-------- PROVIDED INFORMATION --------

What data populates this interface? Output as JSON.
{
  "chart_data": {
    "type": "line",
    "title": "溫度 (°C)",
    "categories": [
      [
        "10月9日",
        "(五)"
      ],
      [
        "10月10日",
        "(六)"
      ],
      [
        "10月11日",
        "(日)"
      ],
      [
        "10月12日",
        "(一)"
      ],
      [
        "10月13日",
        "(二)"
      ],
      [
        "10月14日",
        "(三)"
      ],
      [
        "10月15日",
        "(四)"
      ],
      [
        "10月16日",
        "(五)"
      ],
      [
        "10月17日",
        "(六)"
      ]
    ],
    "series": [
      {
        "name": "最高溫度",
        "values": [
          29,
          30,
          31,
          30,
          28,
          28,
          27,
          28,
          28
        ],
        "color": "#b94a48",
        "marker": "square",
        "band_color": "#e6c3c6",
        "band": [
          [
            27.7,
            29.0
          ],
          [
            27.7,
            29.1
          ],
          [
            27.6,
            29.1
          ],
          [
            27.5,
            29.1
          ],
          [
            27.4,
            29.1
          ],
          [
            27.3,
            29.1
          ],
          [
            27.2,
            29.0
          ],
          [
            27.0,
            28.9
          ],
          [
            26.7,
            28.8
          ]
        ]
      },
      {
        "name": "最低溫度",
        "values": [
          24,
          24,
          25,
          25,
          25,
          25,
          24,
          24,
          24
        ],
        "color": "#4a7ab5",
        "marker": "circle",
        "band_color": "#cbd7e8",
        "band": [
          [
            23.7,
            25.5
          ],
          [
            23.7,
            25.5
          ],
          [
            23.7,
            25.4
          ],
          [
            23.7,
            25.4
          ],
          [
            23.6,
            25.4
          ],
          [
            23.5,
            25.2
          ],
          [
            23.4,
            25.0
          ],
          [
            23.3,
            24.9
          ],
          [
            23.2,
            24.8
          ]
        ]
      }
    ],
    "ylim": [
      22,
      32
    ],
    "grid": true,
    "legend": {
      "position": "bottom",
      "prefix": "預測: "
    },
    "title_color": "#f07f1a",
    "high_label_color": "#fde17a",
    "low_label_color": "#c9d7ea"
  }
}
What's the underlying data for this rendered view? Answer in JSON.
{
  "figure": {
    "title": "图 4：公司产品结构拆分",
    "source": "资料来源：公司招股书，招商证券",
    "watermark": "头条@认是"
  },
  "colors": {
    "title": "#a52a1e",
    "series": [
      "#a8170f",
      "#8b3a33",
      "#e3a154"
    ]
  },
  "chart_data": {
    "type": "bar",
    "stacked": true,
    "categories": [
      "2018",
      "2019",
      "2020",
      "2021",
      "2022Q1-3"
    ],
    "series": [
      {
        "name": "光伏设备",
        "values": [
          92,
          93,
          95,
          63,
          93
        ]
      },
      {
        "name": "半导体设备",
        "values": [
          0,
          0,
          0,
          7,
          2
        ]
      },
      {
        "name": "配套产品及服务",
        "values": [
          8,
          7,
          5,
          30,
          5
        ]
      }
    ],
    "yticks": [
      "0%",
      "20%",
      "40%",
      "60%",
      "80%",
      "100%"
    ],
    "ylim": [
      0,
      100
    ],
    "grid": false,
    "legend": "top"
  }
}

--------

**TASK BRIEF:** Working from the listing above, pick out every line that has "name" and copy it.

**OUTPUT:**
        "name": "最高溫度",
        "name": "最低溫度",
        "name": "光伏设备",
        "name": "半导体设备",
        "name": "配套产品及服务",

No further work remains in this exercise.